begin Records shown
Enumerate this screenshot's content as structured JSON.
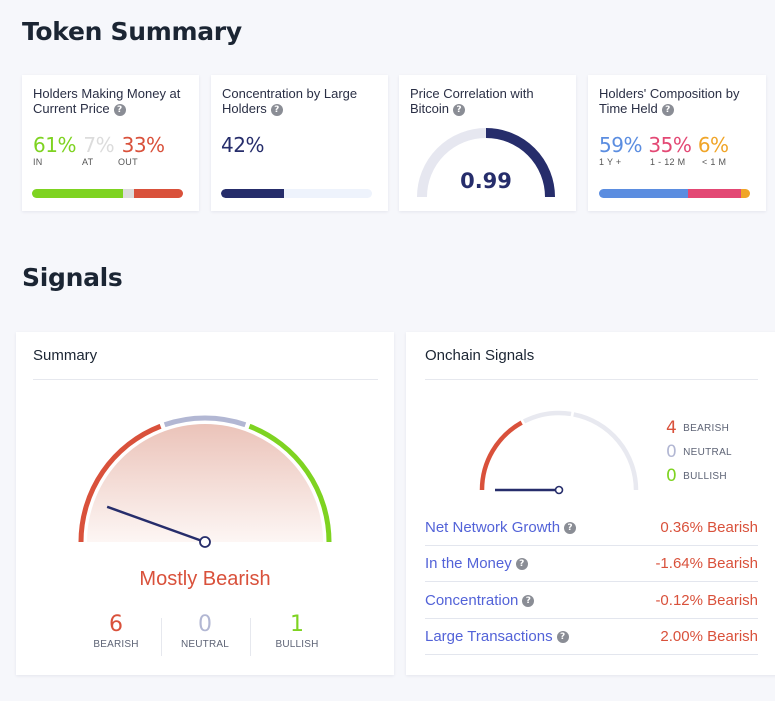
{
  "colors": {
    "green": "#7ed321",
    "red": "#d9513b",
    "grey_light": "#dcdcdc",
    "navy": "#262d6b",
    "neutral": "#b2b7d3",
    "blue": "#5b8de0",
    "pink": "#e34874",
    "orange": "#f0a528",
    "link": "#5363d8"
  },
  "token_summary": {
    "heading": "Token Summary",
    "cards": {
      "money": {
        "title": "Holders Making Money at Current Price",
        "help_icon": "?",
        "items": [
          {
            "value": "61%",
            "label": "IN",
            "fraction": 0.61
          },
          {
            "value": "7%",
            "label": "AT",
            "fraction": 0.07
          },
          {
            "value": "33%",
            "label": "OUT",
            "fraction": 0.33
          }
        ]
      },
      "concentration": {
        "title": "Concentration by Large Holders",
        "help_icon": "?",
        "value": "42%",
        "fraction": 0.42
      },
      "correlation": {
        "title": "Price Correlation with Bitcoin",
        "help_icon": "?",
        "value": "0.99",
        "numeric": 0.99,
        "range": [
          -1,
          1
        ]
      },
      "composition": {
        "title": "Holders' Composition by Time Held",
        "help_icon": "?",
        "items": [
          {
            "value": "59%",
            "label": "1 Y +",
            "fraction": 0.59
          },
          {
            "value": "35%",
            "label": "1 - 12 M",
            "fraction": 0.35
          },
          {
            "value": "6%",
            "label": "< 1 M",
            "fraction": 0.06
          }
        ]
      }
    }
  },
  "signals": {
    "heading": "Signals",
    "summary": {
      "title": "Summary",
      "verdict": "Mostly Bearish",
      "counts": [
        {
          "value": "6",
          "label": "BEARISH"
        },
        {
          "value": "0",
          "label": "NEUTRAL"
        },
        {
          "value": "1",
          "label": "BULLISH"
        }
      ],
      "needle_fraction": 0.11
    },
    "onchain": {
      "title": "Onchain Signals",
      "counts": [
        {
          "value": "4",
          "label": "BEARISH"
        },
        {
          "value": "0",
          "label": "NEUTRAL"
        },
        {
          "value": "0",
          "label": "BULLISH"
        }
      ],
      "needle_fraction": 0.0,
      "rows": [
        {
          "name": "Net Network Growth",
          "value": "0.36%",
          "verdict": "Bearish"
        },
        {
          "name": "In the Money",
          "value": "-1.64%",
          "verdict": "Bearish"
        },
        {
          "name": "Concentration",
          "value": "-0.12%",
          "verdict": "Bearish"
        },
        {
          "name": "Large Transactions",
          "value": "2.00%",
          "verdict": "Bearish"
        }
      ]
    }
  }
}
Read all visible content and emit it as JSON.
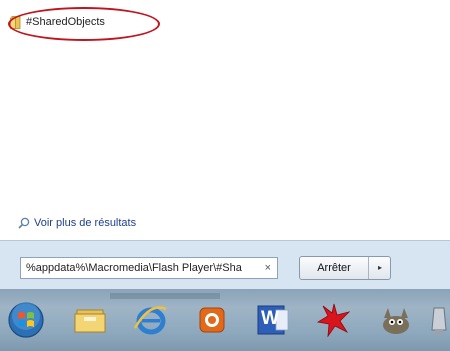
{
  "results": {
    "item_label": "#SharedObjects",
    "see_more_label": "Voir plus de résultats"
  },
  "search": {
    "value": "%appdata%\\Macromedia\\Flash Player\\#Sha",
    "clear_symbol": "×"
  },
  "shutdown": {
    "label": "Arrêter",
    "arrow": "▸"
  },
  "taskbar": {
    "items": [
      {
        "icon": "windows-start-orb-icon"
      },
      {
        "icon": "file-explorer-icon"
      },
      {
        "icon": "internet-explorer-icon"
      },
      {
        "icon": "media-player-icon"
      },
      {
        "icon": "word-icon"
      },
      {
        "icon": "red-star-app-icon"
      },
      {
        "icon": "gimp-icon"
      },
      {
        "icon": "partial-app-icon"
      }
    ],
    "word_letter": "W"
  },
  "colors": {
    "highlight_oval": "#c0151e",
    "link": "#1e3f8a",
    "taskbar": "#8ea8bd"
  }
}
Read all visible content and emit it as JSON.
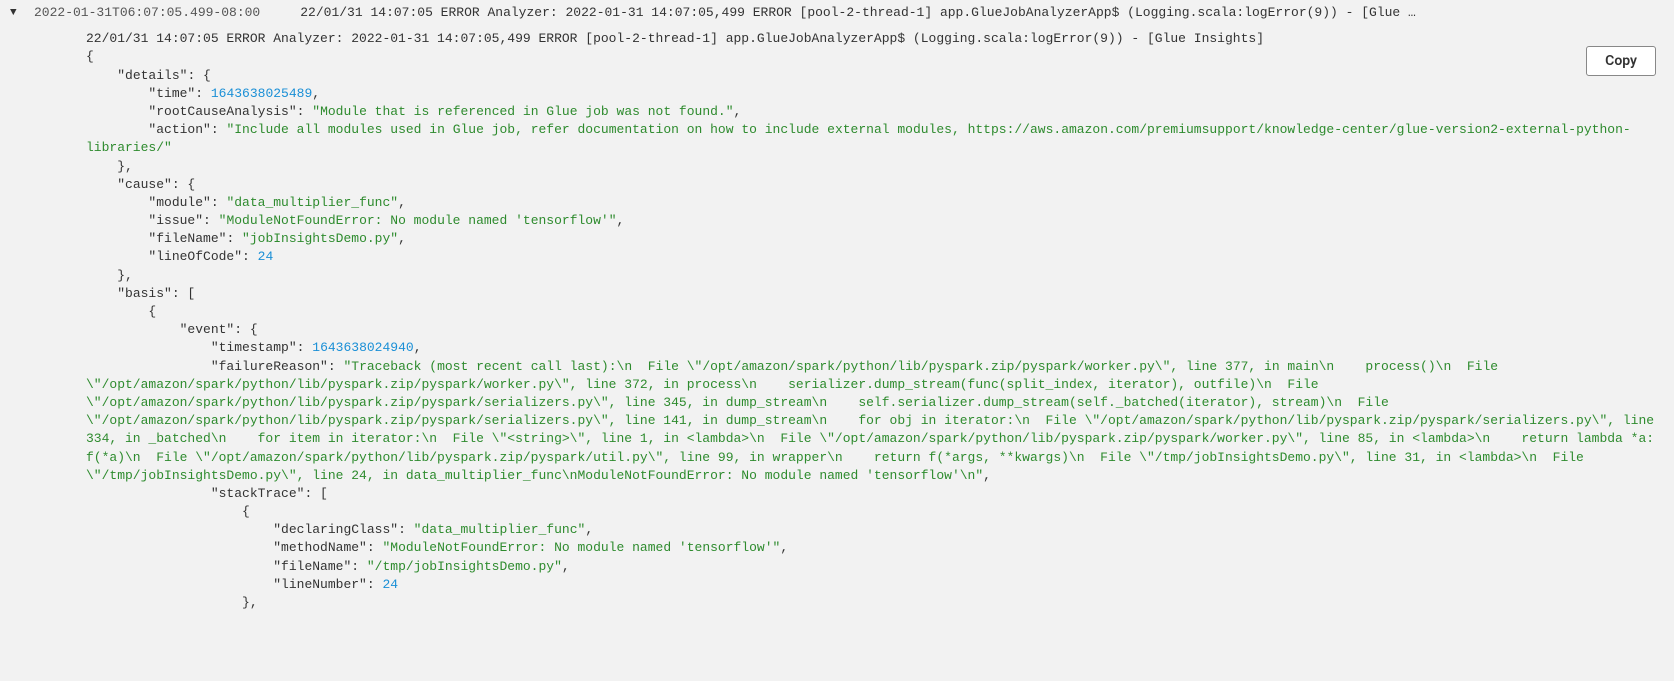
{
  "header": {
    "timestamp": "2022-01-31T06:07:05.499-08:00",
    "summary": "22/01/31 14:07:05 ERROR Analyzer: 2022-01-31 14:07:05,499 ERROR [pool-2-thread-1] app.GlueJobAnalyzerApp$ (Logging.scala:logError(9)) - [Glue …"
  },
  "expanded": {
    "firstLine": "22/01/31 14:07:05 ERROR Analyzer: 2022-01-31 14:07:05,499 ERROR [pool-2-thread-1] app.GlueJobAnalyzerApp$ (Logging.scala:logError(9)) - [Glue Insights]",
    "json": {
      "details": {
        "time": 1643638025489,
        "rootCauseAnalysis": "Module that is referenced in Glue job was not found.",
        "action": "Include all modules used in Glue job, refer documentation on how to include external modules, https://aws.amazon.com/premiumsupport/knowledge-center/glue-version2-external-python-libraries/"
      },
      "cause": {
        "module": "data_multiplier_func",
        "issue": "ModuleNotFoundError: No module named 'tensorflow'",
        "fileName": "jobInsightsDemo.py",
        "lineOfCode": 24
      },
      "basis": [
        {
          "event": {
            "timestamp": 1643638024940,
            "failureReason": "Traceback (most recent call last):\\n  File \\\"/opt/amazon/spark/python/lib/pyspark.zip/pyspark/worker.py\\\", line 377, in main\\n    process()\\n  File \\\"/opt/amazon/spark/python/lib/pyspark.zip/pyspark/worker.py\\\", line 372, in process\\n    serializer.dump_stream(func(split_index, iterator), outfile)\\n  File \\\"/opt/amazon/spark/python/lib/pyspark.zip/pyspark/serializers.py\\\", line 345, in dump_stream\\n    self.serializer.dump_stream(self._batched(iterator), stream)\\n  File \\\"/opt/amazon/spark/python/lib/pyspark.zip/pyspark/serializers.py\\\", line 141, in dump_stream\\n    for obj in iterator:\\n  File \\\"/opt/amazon/spark/python/lib/pyspark.zip/pyspark/serializers.py\\\", line 334, in _batched\\n    for item in iterator:\\n  File \\\"<string>\\\", line 1, in <lambda>\\n  File \\\"/opt/amazon/spark/python/lib/pyspark.zip/pyspark/worker.py\\\", line 85, in <lambda>\\n    return lambda *a: f(*a)\\n  File \\\"/opt/amazon/spark/python/lib/pyspark.zip/pyspark/util.py\\\", line 99, in wrapper\\n    return f(*args, **kwargs)\\n  File \\\"/tmp/jobInsightsDemo.py\\\", line 31, in <lambda>\\n  File \\\"/tmp/jobInsightsDemo.py\\\", line 24, in data_multiplier_func\\nModuleNotFoundError: No module named 'tensorflow'\\n",
            "stackTrace": [
              {
                "declaringClass": "data_multiplier_func",
                "methodName": "ModuleNotFoundError: No module named 'tensorflow'",
                "fileName": "/tmp/jobInsightsDemo.py",
                "lineNumber": 24
              }
            ]
          }
        }
      ]
    }
  },
  "buttons": {
    "copy": "Copy"
  }
}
end Records shown
### Problem details
Output the full set of records above without changing a word, and drop the images.

### The output
Enumerate this screenshot's content as structured JSON.
{
  "colors": {
    "green": "#7ed321",
    "red": "#d9513b",
    "grey_light": "#dcdcdc",
    "navy": "#262d6b",
    "neutral": "#b2b7d3",
    "blue": "#5b8de0",
    "pink": "#e34874",
    "orange": "#f0a528",
    "link": "#5363d8"
  },
  "token_summary": {
    "heading": "Token Summary",
    "cards": {
      "money": {
        "title": "Holders Making Money at Current Price",
        "help_icon": "?",
        "items": [
          {
            "value": "61%",
            "label": "IN",
            "fraction": 0.61
          },
          {
            "value": "7%",
            "label": "AT",
            "fraction": 0.07
          },
          {
            "value": "33%",
            "label": "OUT",
            "fraction": 0.33
          }
        ]
      },
      "concentration": {
        "title": "Concentration by Large Holders",
        "help_icon": "?",
        "value": "42%",
        "fraction": 0.42
      },
      "correlation": {
        "title": "Price Correlation with Bitcoin",
        "help_icon": "?",
        "value": "0.99",
        "numeric": 0.99,
        "range": [
          -1,
          1
        ]
      },
      "composition": {
        "title": "Holders' Composition by Time Held",
        "help_icon": "?",
        "items": [
          {
            "value": "59%",
            "label": "1 Y +",
            "fraction": 0.59
          },
          {
            "value": "35%",
            "label": "1 - 12 M",
            "fraction": 0.35
          },
          {
            "value": "6%",
            "label": "< 1 M",
            "fraction": 0.06
          }
        ]
      }
    }
  },
  "signals": {
    "heading": "Signals",
    "summary": {
      "title": "Summary",
      "verdict": "Mostly Bearish",
      "counts": [
        {
          "value": "6",
          "label": "BEARISH"
        },
        {
          "value": "0",
          "label": "NEUTRAL"
        },
        {
          "value": "1",
          "label": "BULLISH"
        }
      ],
      "needle_fraction": 0.11
    },
    "onchain": {
      "title": "Onchain Signals",
      "counts": [
        {
          "value": "4",
          "label": "BEARISH"
        },
        {
          "value": "0",
          "label": "NEUTRAL"
        },
        {
          "value": "0",
          "label": "BULLISH"
        }
      ],
      "needle_fraction": 0.0,
      "rows": [
        {
          "name": "Net Network Growth",
          "value": "0.36%",
          "verdict": "Bearish"
        },
        {
          "name": "In the Money",
          "value": "-1.64%",
          "verdict": "Bearish"
        },
        {
          "name": "Concentration",
          "value": "-0.12%",
          "verdict": "Bearish"
        },
        {
          "name": "Large Transactions",
          "value": "2.00%",
          "verdict": "Bearish"
        }
      ]
    }
  }
}
Read all visible content and emit it as JSON.
{
  "results": {
    "item_label": "#SharedObjects",
    "see_more_label": "Voir plus de résultats"
  },
  "search": {
    "value": "%appdata%\\Macromedia\\Flash Player\\#Sha",
    "clear_symbol": "×"
  },
  "shutdown": {
    "label": "Arrêter",
    "arrow": "▸"
  },
  "taskbar": {
    "items": [
      {
        "icon": "windows-start-orb-icon"
      },
      {
        "icon": "file-explorer-icon"
      },
      {
        "icon": "internet-explorer-icon"
      },
      {
        "icon": "media-player-icon"
      },
      {
        "icon": "word-icon"
      },
      {
        "icon": "red-star-app-icon"
      },
      {
        "icon": "gimp-icon"
      },
      {
        "icon": "partial-app-icon"
      }
    ],
    "word_letter": "W"
  },
  "colors": {
    "highlight_oval": "#c0151e",
    "link": "#1e3f8a",
    "taskbar": "#8ea8bd"
  }
}
Read all visible content and emit it as JSON.
{
  "header": {
    "timestamp": "2022-01-31T06:07:05.499-08:00",
    "summary": "22/01/31 14:07:05 ERROR Analyzer: 2022-01-31 14:07:05,499 ERROR [pool-2-thread-1] app.GlueJobAnalyzerApp$ (Logging.scala:logError(9)) - [Glue …"
  },
  "expanded": {
    "firstLine": "22/01/31 14:07:05 ERROR Analyzer: 2022-01-31 14:07:05,499 ERROR [pool-2-thread-1] app.GlueJobAnalyzerApp$ (Logging.scala:logError(9)) - [Glue Insights]",
    "json": {
      "details": {
        "time": 1643638025489,
        "rootCauseAnalysis": "Module that is referenced in Glue job was not found.",
        "action": "Include all modules used in Glue job, refer documentation on how to include external modules, https://aws.amazon.com/premiumsupport/knowledge-center/glue-version2-external-python-libraries/"
      },
      "cause": {
        "module": "data_multiplier_func",
        "issue": "ModuleNotFoundError: No module named 'tensorflow'",
        "fileName": "jobInsightsDemo.py",
        "lineOfCode": 24
      },
      "basis": [
        {
          "event": {
            "timestamp": 1643638024940,
            "failureReason": "Traceback (most recent call last):\\n  File \\\"/opt/amazon/spark/python/lib/pyspark.zip/pyspark/worker.py\\\", line 377, in main\\n    process()\\n  File \\\"/opt/amazon/spark/python/lib/pyspark.zip/pyspark/worker.py\\\", line 372, in process\\n    serializer.dump_stream(func(split_index, iterator), outfile)\\n  File \\\"/opt/amazon/spark/python/lib/pyspark.zip/pyspark/serializers.py\\\", line 345, in dump_stream\\n    self.serializer.dump_stream(self._batched(iterator), stream)\\n  File \\\"/opt/amazon/spark/python/lib/pyspark.zip/pyspark/serializers.py\\\", line 141, in dump_stream\\n    for obj in iterator:\\n  File \\\"/opt/amazon/spark/python/lib/pyspark.zip/pyspark/serializers.py\\\", line 334, in _batched\\n    for item in iterator:\\n  File \\\"<string>\\\", line 1, in <lambda>\\n  File \\\"/opt/amazon/spark/python/lib/pyspark.zip/pyspark/worker.py\\\", line 85, in <lambda>\\n    return lambda *a: f(*a)\\n  File \\\"/opt/amazon/spark/python/lib/pyspark.zip/pyspark/util.py\\\", line 99, in wrapper\\n    return f(*args, **kwargs)\\n  File \\\"/tmp/jobInsightsDemo.py\\\", line 31, in <lambda>\\n  File \\\"/tmp/jobInsightsDemo.py\\\", line 24, in data_multiplier_func\\nModuleNotFoundError: No module named 'tensorflow'\\n",
            "stackTrace": [
              {
                "declaringClass": "data_multiplier_func",
                "methodName": "ModuleNotFoundError: No module named 'tensorflow'",
                "fileName": "/tmp/jobInsightsDemo.py",
                "lineNumber": 24
              }
            ]
          }
        }
      ]
    }
  },
  "buttons": {
    "copy": "Copy"
  }
}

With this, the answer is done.